§ **Source records**
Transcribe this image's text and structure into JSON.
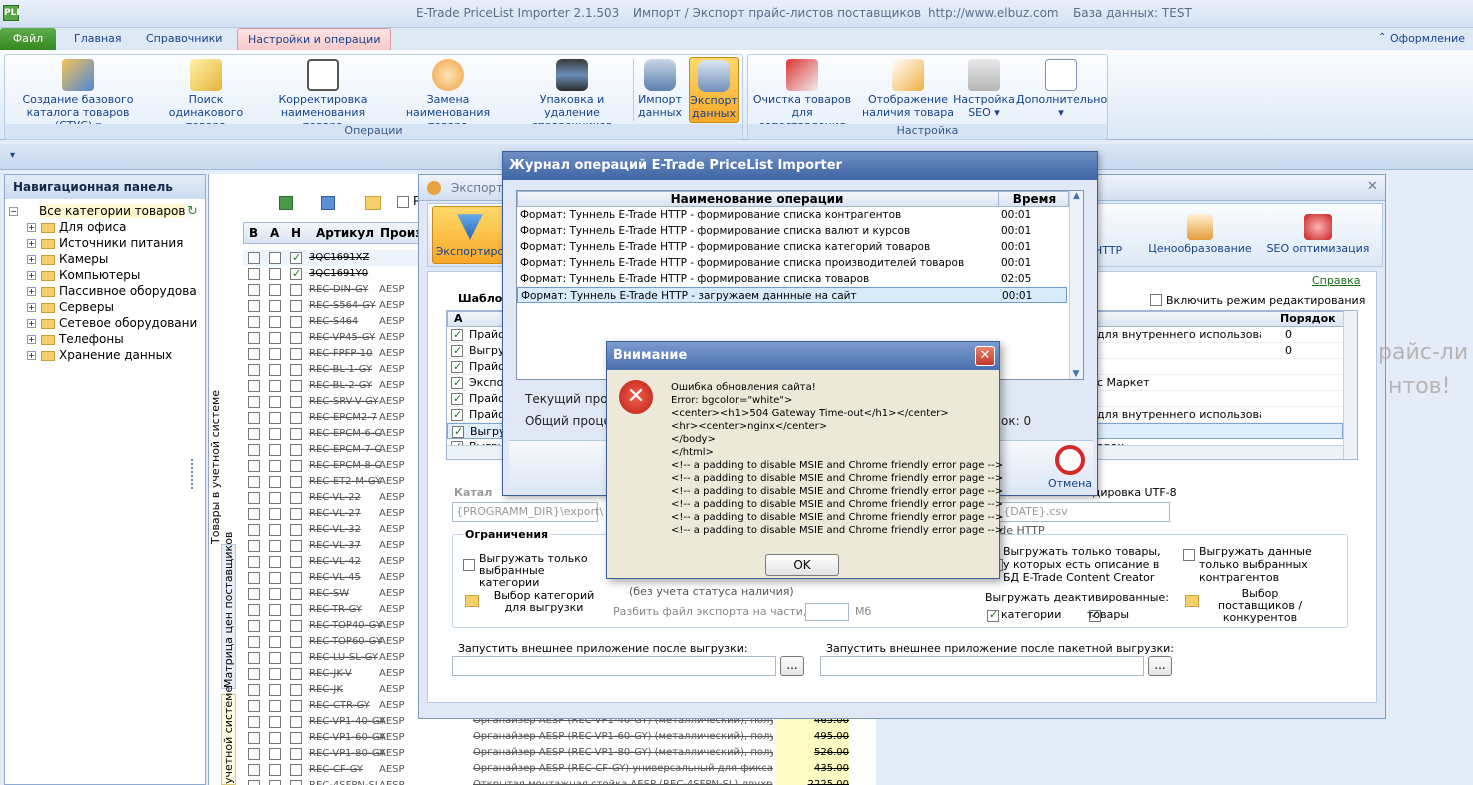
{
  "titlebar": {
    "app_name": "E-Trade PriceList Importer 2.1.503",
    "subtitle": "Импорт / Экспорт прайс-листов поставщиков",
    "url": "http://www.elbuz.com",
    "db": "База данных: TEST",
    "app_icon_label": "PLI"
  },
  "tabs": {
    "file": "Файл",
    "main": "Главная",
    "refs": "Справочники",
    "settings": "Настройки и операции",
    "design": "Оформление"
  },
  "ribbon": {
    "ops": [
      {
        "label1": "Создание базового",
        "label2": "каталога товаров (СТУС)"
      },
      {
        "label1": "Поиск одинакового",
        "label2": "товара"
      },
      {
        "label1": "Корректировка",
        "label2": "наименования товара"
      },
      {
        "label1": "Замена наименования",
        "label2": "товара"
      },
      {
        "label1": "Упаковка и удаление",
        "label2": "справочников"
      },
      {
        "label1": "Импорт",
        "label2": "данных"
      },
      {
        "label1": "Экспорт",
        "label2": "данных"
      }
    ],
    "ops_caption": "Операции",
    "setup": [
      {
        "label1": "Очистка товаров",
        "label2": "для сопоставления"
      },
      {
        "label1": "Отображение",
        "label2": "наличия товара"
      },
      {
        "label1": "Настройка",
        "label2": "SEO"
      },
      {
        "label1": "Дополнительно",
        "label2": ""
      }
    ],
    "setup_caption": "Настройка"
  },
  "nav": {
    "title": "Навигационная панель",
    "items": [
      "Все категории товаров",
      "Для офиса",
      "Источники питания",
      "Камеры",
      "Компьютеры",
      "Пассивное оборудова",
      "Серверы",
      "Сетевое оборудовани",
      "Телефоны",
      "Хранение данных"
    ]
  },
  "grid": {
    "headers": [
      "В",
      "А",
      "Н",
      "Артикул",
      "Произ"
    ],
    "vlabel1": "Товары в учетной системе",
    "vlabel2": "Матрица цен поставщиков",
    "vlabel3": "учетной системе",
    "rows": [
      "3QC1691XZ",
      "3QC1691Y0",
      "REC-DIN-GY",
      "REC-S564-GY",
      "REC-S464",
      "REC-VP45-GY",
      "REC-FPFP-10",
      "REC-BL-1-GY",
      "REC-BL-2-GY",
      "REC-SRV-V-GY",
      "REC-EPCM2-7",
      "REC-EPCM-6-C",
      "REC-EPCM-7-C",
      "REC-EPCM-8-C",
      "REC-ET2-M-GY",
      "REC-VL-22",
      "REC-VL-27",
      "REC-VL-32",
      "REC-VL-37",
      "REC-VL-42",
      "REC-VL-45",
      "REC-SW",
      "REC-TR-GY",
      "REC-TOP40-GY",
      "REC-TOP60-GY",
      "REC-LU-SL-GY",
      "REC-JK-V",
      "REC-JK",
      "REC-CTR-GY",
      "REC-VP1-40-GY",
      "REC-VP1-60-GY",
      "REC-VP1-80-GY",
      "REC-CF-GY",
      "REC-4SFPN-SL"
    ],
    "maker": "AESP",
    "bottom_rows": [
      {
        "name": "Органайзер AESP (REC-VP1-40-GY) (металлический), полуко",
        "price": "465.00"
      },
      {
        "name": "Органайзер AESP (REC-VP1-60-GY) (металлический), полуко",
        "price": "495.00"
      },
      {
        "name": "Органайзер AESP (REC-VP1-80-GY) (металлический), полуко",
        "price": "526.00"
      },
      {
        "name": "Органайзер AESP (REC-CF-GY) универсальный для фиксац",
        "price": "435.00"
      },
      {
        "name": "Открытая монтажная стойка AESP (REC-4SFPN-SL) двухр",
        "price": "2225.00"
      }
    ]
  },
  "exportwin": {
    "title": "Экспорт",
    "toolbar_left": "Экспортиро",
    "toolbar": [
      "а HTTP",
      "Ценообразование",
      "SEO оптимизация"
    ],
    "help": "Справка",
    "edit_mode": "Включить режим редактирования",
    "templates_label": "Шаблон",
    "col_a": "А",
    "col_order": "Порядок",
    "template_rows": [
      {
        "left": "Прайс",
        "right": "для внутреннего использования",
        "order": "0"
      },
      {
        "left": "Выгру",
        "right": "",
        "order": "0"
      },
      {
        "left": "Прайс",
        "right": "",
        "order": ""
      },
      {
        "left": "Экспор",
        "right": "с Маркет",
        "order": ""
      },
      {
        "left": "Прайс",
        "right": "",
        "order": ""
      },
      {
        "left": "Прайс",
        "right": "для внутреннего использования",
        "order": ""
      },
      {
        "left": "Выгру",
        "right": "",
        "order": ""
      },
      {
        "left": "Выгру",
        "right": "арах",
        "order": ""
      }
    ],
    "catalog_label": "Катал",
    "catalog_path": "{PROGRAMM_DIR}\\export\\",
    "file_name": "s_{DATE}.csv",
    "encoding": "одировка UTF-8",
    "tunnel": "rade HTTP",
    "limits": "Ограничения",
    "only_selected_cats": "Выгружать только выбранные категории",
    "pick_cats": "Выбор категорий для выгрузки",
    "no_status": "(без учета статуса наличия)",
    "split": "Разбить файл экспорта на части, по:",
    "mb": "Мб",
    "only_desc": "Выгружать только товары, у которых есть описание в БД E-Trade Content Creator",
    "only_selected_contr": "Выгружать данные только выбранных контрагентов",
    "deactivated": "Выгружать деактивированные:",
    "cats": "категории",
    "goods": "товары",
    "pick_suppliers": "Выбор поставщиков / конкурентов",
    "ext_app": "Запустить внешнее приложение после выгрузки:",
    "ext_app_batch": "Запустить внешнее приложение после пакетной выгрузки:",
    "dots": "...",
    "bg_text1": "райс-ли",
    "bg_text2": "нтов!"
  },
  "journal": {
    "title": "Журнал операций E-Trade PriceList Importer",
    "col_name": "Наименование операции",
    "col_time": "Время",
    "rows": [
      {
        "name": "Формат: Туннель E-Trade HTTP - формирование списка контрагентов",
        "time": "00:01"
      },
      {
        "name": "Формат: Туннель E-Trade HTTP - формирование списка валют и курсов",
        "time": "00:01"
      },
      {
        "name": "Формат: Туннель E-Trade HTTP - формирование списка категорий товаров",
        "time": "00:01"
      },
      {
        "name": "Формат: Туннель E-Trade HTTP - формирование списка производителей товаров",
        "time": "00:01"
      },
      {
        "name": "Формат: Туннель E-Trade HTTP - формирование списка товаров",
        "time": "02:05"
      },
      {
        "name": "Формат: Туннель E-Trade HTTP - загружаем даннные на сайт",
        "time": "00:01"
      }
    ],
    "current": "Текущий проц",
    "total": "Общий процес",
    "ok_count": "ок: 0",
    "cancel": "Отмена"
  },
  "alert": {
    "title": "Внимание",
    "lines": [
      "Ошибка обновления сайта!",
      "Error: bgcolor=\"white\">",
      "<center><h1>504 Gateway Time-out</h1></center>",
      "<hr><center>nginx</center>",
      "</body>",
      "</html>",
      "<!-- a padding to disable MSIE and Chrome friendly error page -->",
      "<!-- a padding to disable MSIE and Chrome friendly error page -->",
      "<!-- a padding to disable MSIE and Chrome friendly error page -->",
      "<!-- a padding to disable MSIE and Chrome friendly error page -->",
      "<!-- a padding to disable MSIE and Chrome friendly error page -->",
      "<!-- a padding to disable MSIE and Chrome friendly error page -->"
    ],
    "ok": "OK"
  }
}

§ **Stated exercise**
Look over the material above and show each line where "Trade" appears.

§ **Response to the task**
    "app_name": "E-Trade PriceList Importer 2.1.503",
    "only_desc": "Выгружать только товары, у которых есть описание в БД E-Trade Content Creator",
    "title": "Журнал операций E-Trade PriceList Importer",
        "name": "Формат: Туннель E-Trade HTTP - формирование списка контрагентов",
        "name": "Формат: Туннель E-Trade HTTP - формирование списка валют и курсов",
        "name": "Формат: Туннель E-Trade HTTP - формирование списка категорий товаров",
        "name": "Формат: Туннель E-Trade HTTP - формирование списка производителей товаров",
        "name": "Формат: Туннель E-Trade HTTP - формирование списка товаров",
        "name": "Формат: Туннель E-Trade HTTP - загружаем даннные на сайт",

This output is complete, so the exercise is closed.